**WHAT TO WORK ON**
Reproduce the listing below without changes, except that pictures are left out.

**SUPPLIED RECORDS**

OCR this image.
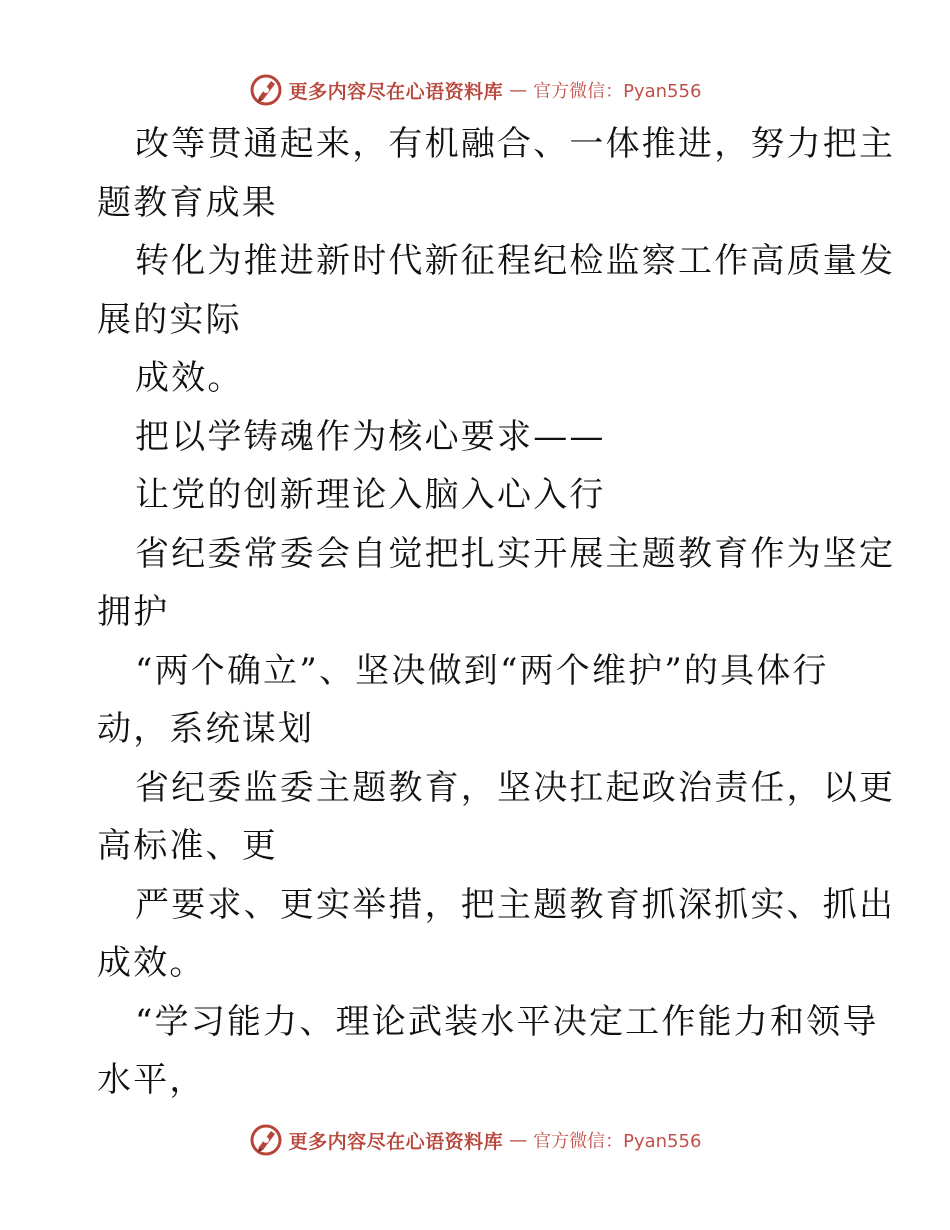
更多内容尽在心语资料库 — 官方微信：Pyan556
改等贯通起来，有机融合、一体推进，努力把主
题教育成果
转化为推进新时代新征程纪检监察工作高质量发
展的实际
成效。
把以学铸魂作为核心要求——
让党的创新理论入脑入心入行
省纪委常委会自觉把扎实开展主题教育作为坚定
拥护
“两个确立”、坚决做到“两个维护”的具体行
动，系统谋划
省纪委监委主题教育，坚决扛起政治责任，以更
高标准、更
严要求、更实举措，把主题教育抓深抓实、抓出
成效。
“学习能力、理论武装水平决定工作能力和领导
水平，
更多内容尽在心语资料库 — 官方微信：Pyan556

**FULL RESPONSE**
OCR this image.
更多内容尽在心语资料库 — 官方微信：Pyan556
改等贯通起来，有机融合、一体推进，努力把主
题教育成果
转化为推进新时代新征程纪检监察工作高质量发
展的实际
成效。
把以学铸魂作为核心要求——
让党的创新理论入脑入心入行
省纪委常委会自觉把扎实开展主题教育作为坚定
拥护
“两个确立”、坚决做到“两个维护”的具体行
动，系统谋划
省纪委监委主题教育，坚决扛起政治责任，以更
高标准、更
严要求、更实举措，把主题教育抓深抓实、抓出
成效。
“学习能力、理论武装水平决定工作能力和领导
水平，
更多内容尽在心语资料库 — 官方微信：Pyan556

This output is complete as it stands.